**Work instructions**:
Reproduce all lines of the listing below in which the word "record" occurs.

------ Supplied information

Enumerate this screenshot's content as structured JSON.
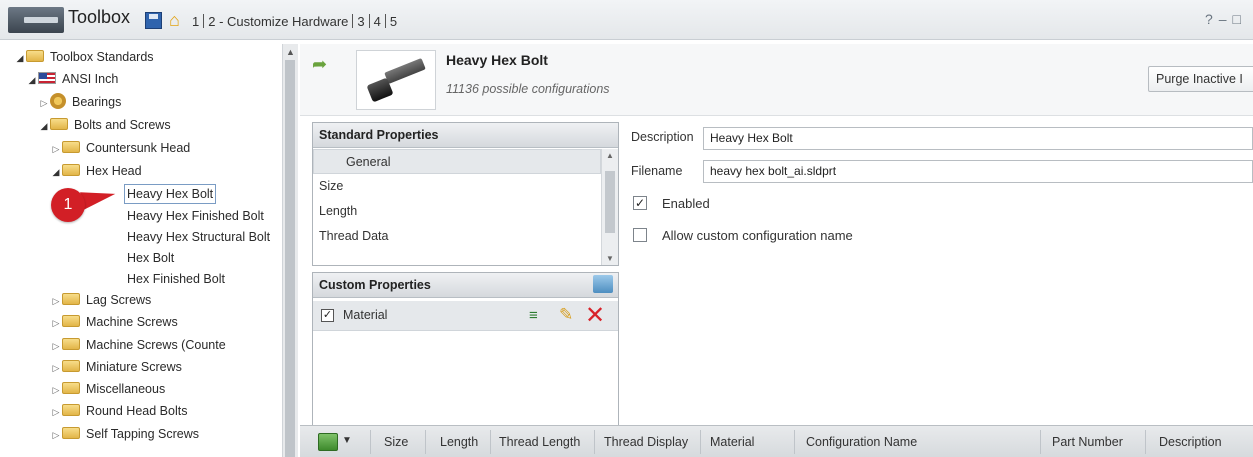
{
  "titlebar": {
    "app_title": "Toolbox",
    "crumb_1": "1",
    "crumb_2": "2 - Customize Hardware",
    "crumb_3": "3",
    "crumb_4": "4",
    "crumb_5": "5"
  },
  "tree": {
    "items": [
      {
        "label": "Toolbox Standards"
      },
      {
        "label": "ANSI Inch"
      },
      {
        "label": "Bearings"
      },
      {
        "label": "Bolts and Screws"
      },
      {
        "label": "Countersunk Head"
      },
      {
        "label": "Hex Head"
      },
      {
        "label": "Heavy Hex Bolt"
      },
      {
        "label": "Heavy Hex Finished Bolt"
      },
      {
        "label": "Heavy Hex Structural Bolt"
      },
      {
        "label": "Hex Bolt"
      },
      {
        "label": "Hex Finished Bolt"
      },
      {
        "label": "Lag Screws"
      },
      {
        "label": "Machine Screws"
      },
      {
        "label": "Machine Screws (Counte"
      },
      {
        "label": "Miniature Screws"
      },
      {
        "label": "Miscellaneous"
      },
      {
        "label": "Round Head Bolts"
      },
      {
        "label": "Self Tapping Screws"
      }
    ],
    "callout_number": "1"
  },
  "header": {
    "part_title": "Heavy Hex Bolt",
    "part_subtitle": "11136 possible configurations",
    "purge_button": "Purge Inactive I"
  },
  "standard_properties": {
    "title": "Standard Properties",
    "items": [
      "General",
      "Size",
      "Length",
      "Thread Data"
    ]
  },
  "custom_properties": {
    "title": "Custom Properties",
    "rows": [
      {
        "label": "Material",
        "checked": true
      }
    ]
  },
  "form": {
    "description_label": "Description",
    "description_value": "Heavy Hex Bolt",
    "filename_label": "Filename",
    "filename_value": "heavy hex bolt_ai.sldprt",
    "enabled_label": "Enabled",
    "enabled_checked": true,
    "allow_custom_label": "Allow custom configuration name",
    "allow_custom_checked": false
  },
  "grid": {
    "columns": [
      "Size",
      "Length",
      "Thread Length",
      "Thread Display",
      "Material",
      "Configuration Name",
      "Part Number",
      "Description"
    ]
  }
}
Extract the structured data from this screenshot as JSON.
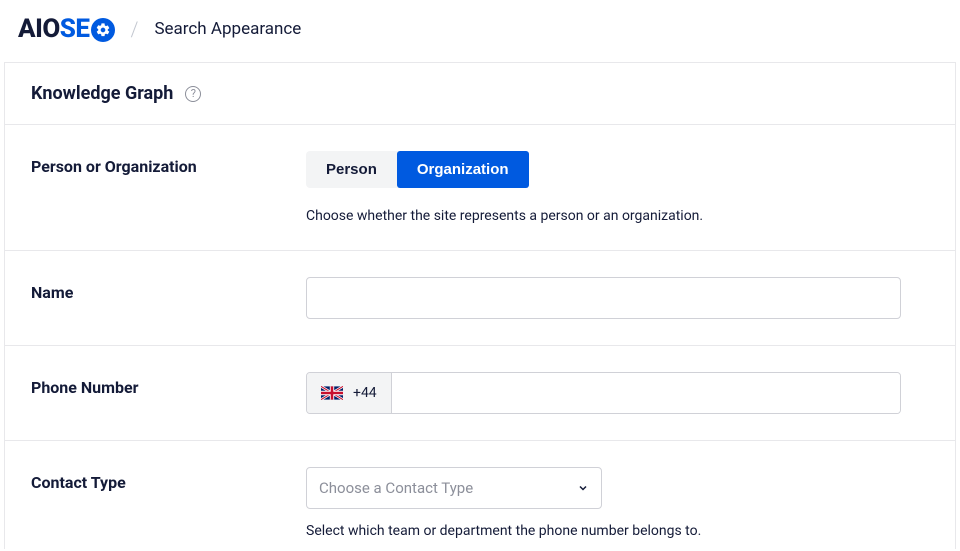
{
  "logo": {
    "part1": "AIO",
    "part2": "SE"
  },
  "breadcrumb": {
    "title": "Search Appearance"
  },
  "card": {
    "title": "Knowledge Graph"
  },
  "fields": {
    "entity": {
      "label": "Person or Organization",
      "options": {
        "person": "Person",
        "organization": "Organization"
      },
      "desc": "Choose whether the site represents a person or an organization."
    },
    "name": {
      "label": "Name",
      "value": ""
    },
    "phone": {
      "label": "Phone Number",
      "dial_code": "+44",
      "value": ""
    },
    "contact": {
      "label": "Contact Type",
      "placeholder": "Choose a Contact Type",
      "desc": "Select which team or department the phone number belongs to."
    }
  }
}
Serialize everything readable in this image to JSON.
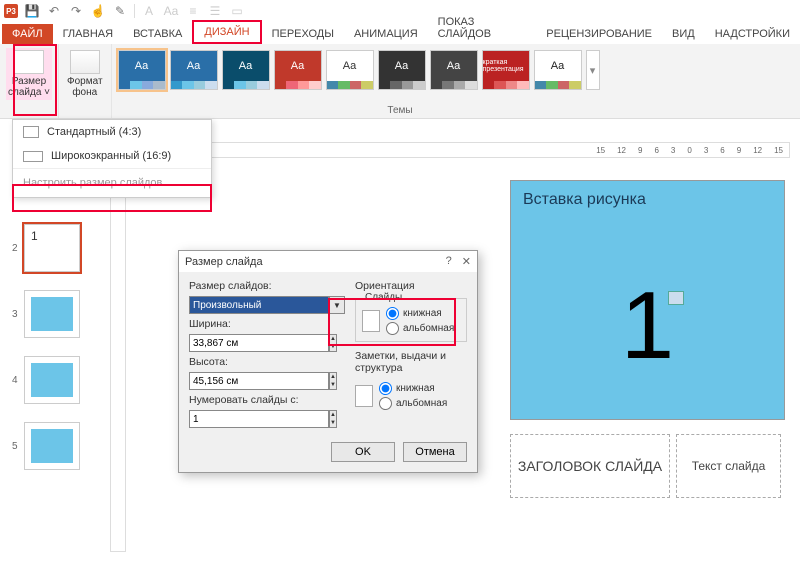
{
  "qat": {
    "app": "P3"
  },
  "tabs": {
    "file": "ФАЙЛ",
    "items": [
      "ГЛАВНАЯ",
      "ВСТАВКА",
      "ДИЗАЙН",
      "ПЕРЕХОДЫ",
      "АНИМАЦИЯ",
      "ПОКАЗ СЛАЙДОВ",
      "РЕЦЕНЗИРОВАНИЕ",
      "ВИД",
      "НАДСТРОЙКИ"
    ]
  },
  "ribbon": {
    "slide_size": "Размер\nслайда ˅",
    "bg_format": "Формат\nфона",
    "themes_label": "Темы",
    "aa": "Aa"
  },
  "dropdown": {
    "std": "Стандартный (4:3)",
    "wide": "Широкоэкранный (16:9)",
    "custom": "Настроить размер слайдов..."
  },
  "ruler": [
    "15",
    "12",
    "9",
    "6",
    "3",
    "0",
    "3",
    "6",
    "9",
    "12",
    "15"
  ],
  "thumbs": {
    "nums": [
      "2",
      "3",
      "4",
      "5"
    ],
    "sel_num": "1"
  },
  "canvas": {
    "title": "Вставка рисунка",
    "big": "1",
    "ph_title": "ЗАГОЛОВОК СЛАЙДА",
    "ph_text": "Текст слайда"
  },
  "dialog": {
    "title": "Размер слайда",
    "help": "?",
    "close": "✕",
    "size_label": "Размер слайдов:",
    "size_value": "Произвольный",
    "width_label": "Ширина:",
    "width_value": "33,867 см",
    "height_label": "Высота:",
    "height_value": "45,156 см",
    "numfrom_label": "Нумеровать слайды с:",
    "numfrom_value": "1",
    "orient_label": "Ориентация",
    "slides_label": "Слайды",
    "notes_label": "Заметки, выдачи и структура",
    "portrait": "книжная",
    "landscape": "альбомная",
    "ok": "OK",
    "cancel": "Отмена"
  }
}
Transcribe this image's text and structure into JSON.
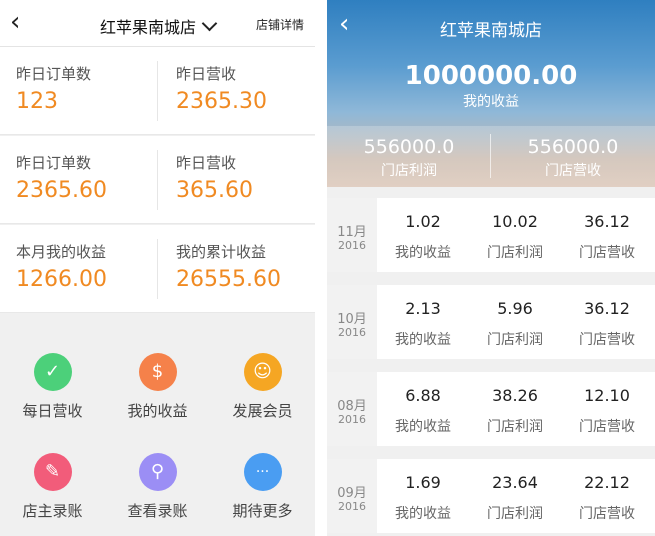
{
  "left": {
    "header": {
      "back_icon": "chevron-left-icon",
      "back_glyph": "‹",
      "title": "红苹果南城店",
      "detail": "店铺详情"
    },
    "stats": [
      [
        {
          "label": "昨日订单数",
          "value": "123"
        },
        {
          "label": "昨日营收",
          "value": "2365.30"
        }
      ],
      [
        {
          "label": "昨日订单数",
          "value": "2365.60"
        },
        {
          "label": "昨日营收",
          "value": "365.60"
        }
      ],
      [
        {
          "label": "本月我的收益",
          "value": "1266.00"
        },
        {
          "label": "我的累计收益",
          "value": "26555.60"
        }
      ]
    ],
    "accent_color": "#f08a22",
    "menu": [
      {
        "label": "每日营收",
        "icon": "clipboard-check-icon",
        "glyph": "✓",
        "color": "#4cd07a"
      },
      {
        "label": "我的收益",
        "icon": "money-stack-icon",
        "glyph": "$",
        "color": "#f5814a"
      },
      {
        "label": "发展会员",
        "icon": "members-icon",
        "glyph": "☺",
        "color": "#f5a623"
      },
      {
        "label": "店主录账",
        "icon": "edit-record-icon",
        "glyph": "✎",
        "color": "#f25c7a"
      },
      {
        "label": "查看录账",
        "icon": "view-record-icon",
        "glyph": "⚲",
        "color": "#9b8ef5"
      },
      {
        "label": "期待更多",
        "icon": "more-icon",
        "glyph": "···",
        "color": "#4a9df2"
      }
    ]
  },
  "right": {
    "header": {
      "back_icon": "chevron-left-icon",
      "back_glyph": "‹",
      "title": "红苹果南城店"
    },
    "total": {
      "value": "1000000.00",
      "label": "我的收益"
    },
    "subtotals": [
      {
        "value": "556000.0",
        "label": "门店利润"
      },
      {
        "value": "556000.0",
        "label": "门店营收"
      }
    ],
    "months": [
      {
        "month": "11月",
        "year": "2016",
        "cells": [
          {
            "value": "1.02",
            "label": "我的收益"
          },
          {
            "value": "10.02",
            "label": "门店利润"
          },
          {
            "value": "36.12",
            "label": "门店营收"
          }
        ]
      },
      {
        "month": "10月",
        "year": "2016",
        "cells": [
          {
            "value": "2.13",
            "label": "我的收益"
          },
          {
            "value": "5.96",
            "label": "门店利润"
          },
          {
            "value": "36.12",
            "label": "门店营收"
          }
        ]
      },
      {
        "month": "08月",
        "year": "2016",
        "cells": [
          {
            "value": "6.88",
            "label": "我的收益"
          },
          {
            "value": "38.26",
            "label": "门店利润"
          },
          {
            "value": "12.10",
            "label": "门店营收"
          }
        ]
      },
      {
        "month": "09月",
        "year": "2016",
        "cells": [
          {
            "value": "1.69",
            "label": "我的收益"
          },
          {
            "value": "23.64",
            "label": "门店利润"
          },
          {
            "value": "22.12",
            "label": "门店营收"
          }
        ]
      }
    ]
  }
}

------------

**Solution for this exercise**:
        "icon": "edit-record-icon",
        "icon": "view-record-icon",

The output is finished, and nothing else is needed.